For each line that holds "ويذبحون", copy the line out.

Dataset records:

━━━━

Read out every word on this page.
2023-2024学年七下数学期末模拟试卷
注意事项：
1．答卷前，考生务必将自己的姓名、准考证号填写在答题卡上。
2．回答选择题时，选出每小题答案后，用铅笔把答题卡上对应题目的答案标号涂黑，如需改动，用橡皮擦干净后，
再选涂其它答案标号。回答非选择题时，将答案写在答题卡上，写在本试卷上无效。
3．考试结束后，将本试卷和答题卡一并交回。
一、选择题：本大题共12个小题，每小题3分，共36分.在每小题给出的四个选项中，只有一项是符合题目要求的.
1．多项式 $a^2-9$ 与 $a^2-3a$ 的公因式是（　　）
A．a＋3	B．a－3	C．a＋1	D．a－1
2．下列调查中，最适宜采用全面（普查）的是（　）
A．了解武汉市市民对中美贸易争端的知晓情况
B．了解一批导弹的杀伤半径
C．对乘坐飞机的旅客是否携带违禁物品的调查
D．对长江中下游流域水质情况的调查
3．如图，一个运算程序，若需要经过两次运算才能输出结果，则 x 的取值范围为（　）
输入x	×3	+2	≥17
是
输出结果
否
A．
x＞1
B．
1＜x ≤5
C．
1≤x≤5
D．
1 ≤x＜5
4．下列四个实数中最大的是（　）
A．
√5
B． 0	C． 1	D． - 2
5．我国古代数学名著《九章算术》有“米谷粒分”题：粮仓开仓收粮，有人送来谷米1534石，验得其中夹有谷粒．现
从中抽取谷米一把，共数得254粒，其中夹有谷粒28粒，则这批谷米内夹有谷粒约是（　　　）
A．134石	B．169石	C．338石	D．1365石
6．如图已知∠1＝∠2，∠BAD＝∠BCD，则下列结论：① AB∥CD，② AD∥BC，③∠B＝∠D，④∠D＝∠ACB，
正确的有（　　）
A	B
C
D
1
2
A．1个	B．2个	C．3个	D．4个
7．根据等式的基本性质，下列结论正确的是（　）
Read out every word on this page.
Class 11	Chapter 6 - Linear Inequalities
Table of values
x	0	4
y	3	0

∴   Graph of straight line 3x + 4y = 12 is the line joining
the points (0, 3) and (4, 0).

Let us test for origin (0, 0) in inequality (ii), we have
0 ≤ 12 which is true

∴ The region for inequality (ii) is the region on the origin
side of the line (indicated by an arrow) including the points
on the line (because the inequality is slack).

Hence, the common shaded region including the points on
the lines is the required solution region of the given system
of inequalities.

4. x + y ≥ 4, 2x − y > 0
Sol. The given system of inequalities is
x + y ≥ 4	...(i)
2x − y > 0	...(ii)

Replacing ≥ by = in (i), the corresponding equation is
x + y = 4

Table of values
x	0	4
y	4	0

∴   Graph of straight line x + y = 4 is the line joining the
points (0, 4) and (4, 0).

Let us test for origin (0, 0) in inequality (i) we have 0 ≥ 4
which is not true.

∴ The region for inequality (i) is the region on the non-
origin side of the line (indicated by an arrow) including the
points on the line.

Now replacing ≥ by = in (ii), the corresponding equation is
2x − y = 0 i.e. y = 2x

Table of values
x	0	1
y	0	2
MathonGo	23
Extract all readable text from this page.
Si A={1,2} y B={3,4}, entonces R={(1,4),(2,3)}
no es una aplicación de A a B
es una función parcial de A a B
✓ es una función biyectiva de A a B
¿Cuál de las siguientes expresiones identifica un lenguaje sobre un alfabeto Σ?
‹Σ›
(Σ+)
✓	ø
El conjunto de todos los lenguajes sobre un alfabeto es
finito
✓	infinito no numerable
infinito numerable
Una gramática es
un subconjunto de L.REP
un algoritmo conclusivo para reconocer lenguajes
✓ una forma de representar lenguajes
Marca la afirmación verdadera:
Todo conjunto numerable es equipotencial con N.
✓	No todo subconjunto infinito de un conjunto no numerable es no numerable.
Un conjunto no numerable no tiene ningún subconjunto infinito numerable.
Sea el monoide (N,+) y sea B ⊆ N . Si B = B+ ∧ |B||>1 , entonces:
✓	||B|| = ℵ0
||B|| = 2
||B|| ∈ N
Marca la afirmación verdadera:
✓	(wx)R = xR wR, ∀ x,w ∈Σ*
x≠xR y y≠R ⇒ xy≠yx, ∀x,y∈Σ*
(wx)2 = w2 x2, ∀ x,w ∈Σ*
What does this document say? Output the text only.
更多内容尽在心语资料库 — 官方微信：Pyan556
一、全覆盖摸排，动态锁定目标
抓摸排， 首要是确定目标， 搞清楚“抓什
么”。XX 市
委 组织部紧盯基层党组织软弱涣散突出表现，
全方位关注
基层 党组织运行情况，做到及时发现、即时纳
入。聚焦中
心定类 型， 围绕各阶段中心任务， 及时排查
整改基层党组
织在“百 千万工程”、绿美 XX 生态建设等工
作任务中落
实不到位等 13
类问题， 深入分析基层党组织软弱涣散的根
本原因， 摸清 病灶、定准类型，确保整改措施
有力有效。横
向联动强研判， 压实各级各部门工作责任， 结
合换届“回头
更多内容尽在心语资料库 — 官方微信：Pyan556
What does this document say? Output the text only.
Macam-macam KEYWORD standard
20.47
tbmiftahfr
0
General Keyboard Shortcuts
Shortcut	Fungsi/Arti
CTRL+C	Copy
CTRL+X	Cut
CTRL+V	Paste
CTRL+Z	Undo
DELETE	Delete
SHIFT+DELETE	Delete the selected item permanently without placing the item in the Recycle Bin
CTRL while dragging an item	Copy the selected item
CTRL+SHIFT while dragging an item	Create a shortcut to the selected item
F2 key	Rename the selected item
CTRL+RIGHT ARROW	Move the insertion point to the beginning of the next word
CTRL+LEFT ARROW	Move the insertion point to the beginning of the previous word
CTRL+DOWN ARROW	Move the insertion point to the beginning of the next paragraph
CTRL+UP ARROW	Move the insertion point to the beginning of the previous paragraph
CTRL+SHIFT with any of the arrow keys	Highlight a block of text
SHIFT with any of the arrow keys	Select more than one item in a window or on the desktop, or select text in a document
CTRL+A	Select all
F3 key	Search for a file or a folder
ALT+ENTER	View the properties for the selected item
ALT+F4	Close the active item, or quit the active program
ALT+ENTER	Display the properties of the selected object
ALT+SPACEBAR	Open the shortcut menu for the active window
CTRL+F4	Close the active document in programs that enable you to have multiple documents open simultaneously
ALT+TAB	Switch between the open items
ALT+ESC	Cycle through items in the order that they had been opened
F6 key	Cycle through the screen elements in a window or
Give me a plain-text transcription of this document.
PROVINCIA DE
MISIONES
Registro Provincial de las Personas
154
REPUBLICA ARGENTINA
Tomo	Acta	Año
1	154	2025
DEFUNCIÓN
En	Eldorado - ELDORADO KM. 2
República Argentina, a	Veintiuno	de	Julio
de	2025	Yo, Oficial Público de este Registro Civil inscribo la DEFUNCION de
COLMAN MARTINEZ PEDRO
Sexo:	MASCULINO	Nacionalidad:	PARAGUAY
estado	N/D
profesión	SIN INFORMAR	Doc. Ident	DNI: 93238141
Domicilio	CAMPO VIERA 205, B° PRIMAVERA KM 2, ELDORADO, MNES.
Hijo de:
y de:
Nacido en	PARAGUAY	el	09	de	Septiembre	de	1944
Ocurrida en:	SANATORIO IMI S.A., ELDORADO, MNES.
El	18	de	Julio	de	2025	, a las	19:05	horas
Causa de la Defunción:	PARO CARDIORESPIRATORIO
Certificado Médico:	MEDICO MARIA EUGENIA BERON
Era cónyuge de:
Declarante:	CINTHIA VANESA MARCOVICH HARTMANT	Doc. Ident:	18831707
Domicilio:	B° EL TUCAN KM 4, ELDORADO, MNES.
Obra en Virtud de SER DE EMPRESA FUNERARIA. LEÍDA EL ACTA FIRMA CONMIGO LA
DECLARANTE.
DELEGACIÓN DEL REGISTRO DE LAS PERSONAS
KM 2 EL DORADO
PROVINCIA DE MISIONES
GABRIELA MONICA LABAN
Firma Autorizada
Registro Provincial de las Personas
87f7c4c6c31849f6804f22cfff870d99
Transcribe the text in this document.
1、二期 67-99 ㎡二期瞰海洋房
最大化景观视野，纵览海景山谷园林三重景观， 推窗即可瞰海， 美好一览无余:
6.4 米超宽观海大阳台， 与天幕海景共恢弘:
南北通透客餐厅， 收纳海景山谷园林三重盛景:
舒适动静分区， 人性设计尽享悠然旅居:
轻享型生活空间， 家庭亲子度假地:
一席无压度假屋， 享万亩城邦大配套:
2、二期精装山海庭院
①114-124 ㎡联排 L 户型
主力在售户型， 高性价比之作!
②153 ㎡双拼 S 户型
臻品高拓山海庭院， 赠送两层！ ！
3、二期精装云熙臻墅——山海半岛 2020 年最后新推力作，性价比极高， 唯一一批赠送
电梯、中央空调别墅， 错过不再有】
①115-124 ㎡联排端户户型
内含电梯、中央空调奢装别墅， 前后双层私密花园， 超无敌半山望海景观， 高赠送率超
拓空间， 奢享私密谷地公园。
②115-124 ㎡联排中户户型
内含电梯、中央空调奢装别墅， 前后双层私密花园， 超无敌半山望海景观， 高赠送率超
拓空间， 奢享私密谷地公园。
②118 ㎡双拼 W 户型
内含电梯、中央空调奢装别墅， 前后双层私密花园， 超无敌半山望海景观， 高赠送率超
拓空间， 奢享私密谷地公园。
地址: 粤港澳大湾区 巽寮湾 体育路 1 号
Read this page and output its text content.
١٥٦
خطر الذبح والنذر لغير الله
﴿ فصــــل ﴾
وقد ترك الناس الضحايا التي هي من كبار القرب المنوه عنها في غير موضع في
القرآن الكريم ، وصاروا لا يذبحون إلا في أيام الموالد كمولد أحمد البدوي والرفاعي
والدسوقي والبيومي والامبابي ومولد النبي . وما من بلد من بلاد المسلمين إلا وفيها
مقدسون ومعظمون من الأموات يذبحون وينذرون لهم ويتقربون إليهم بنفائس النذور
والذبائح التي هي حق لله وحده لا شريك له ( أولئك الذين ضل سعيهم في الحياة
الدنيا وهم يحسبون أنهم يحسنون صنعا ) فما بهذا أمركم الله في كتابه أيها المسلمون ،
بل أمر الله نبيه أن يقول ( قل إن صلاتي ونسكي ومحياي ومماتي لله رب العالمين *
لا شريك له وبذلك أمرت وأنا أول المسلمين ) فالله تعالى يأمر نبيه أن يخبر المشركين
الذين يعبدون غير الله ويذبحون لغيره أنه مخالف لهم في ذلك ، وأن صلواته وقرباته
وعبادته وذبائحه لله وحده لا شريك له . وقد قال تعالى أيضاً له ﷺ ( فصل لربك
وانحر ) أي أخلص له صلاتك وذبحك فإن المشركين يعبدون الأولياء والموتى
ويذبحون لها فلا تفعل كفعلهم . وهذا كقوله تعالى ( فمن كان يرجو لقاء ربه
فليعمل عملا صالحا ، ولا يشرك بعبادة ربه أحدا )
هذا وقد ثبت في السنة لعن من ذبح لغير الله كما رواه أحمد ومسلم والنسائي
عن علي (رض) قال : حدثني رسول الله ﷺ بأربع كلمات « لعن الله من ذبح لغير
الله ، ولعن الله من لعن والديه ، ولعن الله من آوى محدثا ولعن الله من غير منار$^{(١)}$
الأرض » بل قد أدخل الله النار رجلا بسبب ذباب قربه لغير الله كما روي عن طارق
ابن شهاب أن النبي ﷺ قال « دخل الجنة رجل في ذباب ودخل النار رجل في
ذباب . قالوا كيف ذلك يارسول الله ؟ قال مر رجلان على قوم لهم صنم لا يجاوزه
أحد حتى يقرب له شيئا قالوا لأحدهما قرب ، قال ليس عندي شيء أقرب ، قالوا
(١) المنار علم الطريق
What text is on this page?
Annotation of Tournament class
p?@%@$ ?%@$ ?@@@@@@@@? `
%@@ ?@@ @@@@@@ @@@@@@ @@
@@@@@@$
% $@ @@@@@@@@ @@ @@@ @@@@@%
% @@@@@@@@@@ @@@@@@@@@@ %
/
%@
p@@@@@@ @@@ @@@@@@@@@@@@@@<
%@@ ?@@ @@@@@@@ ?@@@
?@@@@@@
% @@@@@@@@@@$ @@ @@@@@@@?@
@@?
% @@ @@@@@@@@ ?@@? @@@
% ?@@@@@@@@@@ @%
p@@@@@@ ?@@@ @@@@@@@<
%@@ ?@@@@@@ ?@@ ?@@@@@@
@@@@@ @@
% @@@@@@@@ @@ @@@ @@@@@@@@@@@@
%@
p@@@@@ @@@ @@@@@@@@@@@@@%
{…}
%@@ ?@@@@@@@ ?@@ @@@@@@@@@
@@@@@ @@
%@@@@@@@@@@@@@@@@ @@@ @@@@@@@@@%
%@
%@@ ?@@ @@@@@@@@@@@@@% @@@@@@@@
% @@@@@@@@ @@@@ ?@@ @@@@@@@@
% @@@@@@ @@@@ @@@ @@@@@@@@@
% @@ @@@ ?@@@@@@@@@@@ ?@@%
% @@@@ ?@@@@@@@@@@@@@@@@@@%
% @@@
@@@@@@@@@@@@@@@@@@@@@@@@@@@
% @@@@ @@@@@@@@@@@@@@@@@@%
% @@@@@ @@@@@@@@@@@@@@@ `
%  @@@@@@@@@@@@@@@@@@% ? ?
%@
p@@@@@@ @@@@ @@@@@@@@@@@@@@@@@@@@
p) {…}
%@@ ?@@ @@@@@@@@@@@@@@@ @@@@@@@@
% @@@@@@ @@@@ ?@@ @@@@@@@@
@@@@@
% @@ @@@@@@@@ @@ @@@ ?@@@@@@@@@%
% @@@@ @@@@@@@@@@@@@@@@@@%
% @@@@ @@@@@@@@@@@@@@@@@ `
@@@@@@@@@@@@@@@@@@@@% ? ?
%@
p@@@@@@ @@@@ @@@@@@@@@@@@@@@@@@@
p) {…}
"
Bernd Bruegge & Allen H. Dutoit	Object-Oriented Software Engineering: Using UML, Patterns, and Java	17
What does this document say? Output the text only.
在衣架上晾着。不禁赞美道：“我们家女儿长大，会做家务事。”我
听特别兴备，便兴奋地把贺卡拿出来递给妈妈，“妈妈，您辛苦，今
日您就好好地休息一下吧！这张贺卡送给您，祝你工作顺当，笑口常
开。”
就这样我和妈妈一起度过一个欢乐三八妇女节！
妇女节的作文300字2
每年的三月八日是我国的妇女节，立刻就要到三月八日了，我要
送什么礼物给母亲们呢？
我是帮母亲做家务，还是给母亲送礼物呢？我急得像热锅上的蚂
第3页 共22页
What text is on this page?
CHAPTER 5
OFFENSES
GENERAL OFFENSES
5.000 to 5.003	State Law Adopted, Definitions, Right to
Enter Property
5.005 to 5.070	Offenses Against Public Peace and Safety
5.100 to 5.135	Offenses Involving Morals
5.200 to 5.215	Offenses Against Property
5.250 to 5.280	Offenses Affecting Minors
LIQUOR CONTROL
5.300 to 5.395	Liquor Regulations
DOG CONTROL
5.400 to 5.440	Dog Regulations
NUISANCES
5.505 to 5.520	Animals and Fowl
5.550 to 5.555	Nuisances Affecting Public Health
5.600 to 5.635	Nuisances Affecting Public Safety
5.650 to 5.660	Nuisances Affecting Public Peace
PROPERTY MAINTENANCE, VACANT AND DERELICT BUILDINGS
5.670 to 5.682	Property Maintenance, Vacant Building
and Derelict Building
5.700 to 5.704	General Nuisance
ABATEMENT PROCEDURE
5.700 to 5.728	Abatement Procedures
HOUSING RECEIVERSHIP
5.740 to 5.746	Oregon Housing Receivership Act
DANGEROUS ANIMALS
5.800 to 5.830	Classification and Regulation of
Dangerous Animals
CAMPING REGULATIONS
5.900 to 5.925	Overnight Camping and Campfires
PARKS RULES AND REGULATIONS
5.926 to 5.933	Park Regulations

━━━━

TASK OUTPUT
الذين يعبدون غير الله ويذبحون لغيره أنه مخالف لهم في ذلك ، وأن صلواته وقرباته
ويذبحون لها فلا تفعل كفعلهم . وهذا كقوله تعالى ( فمن كان يرجو لقاء ربه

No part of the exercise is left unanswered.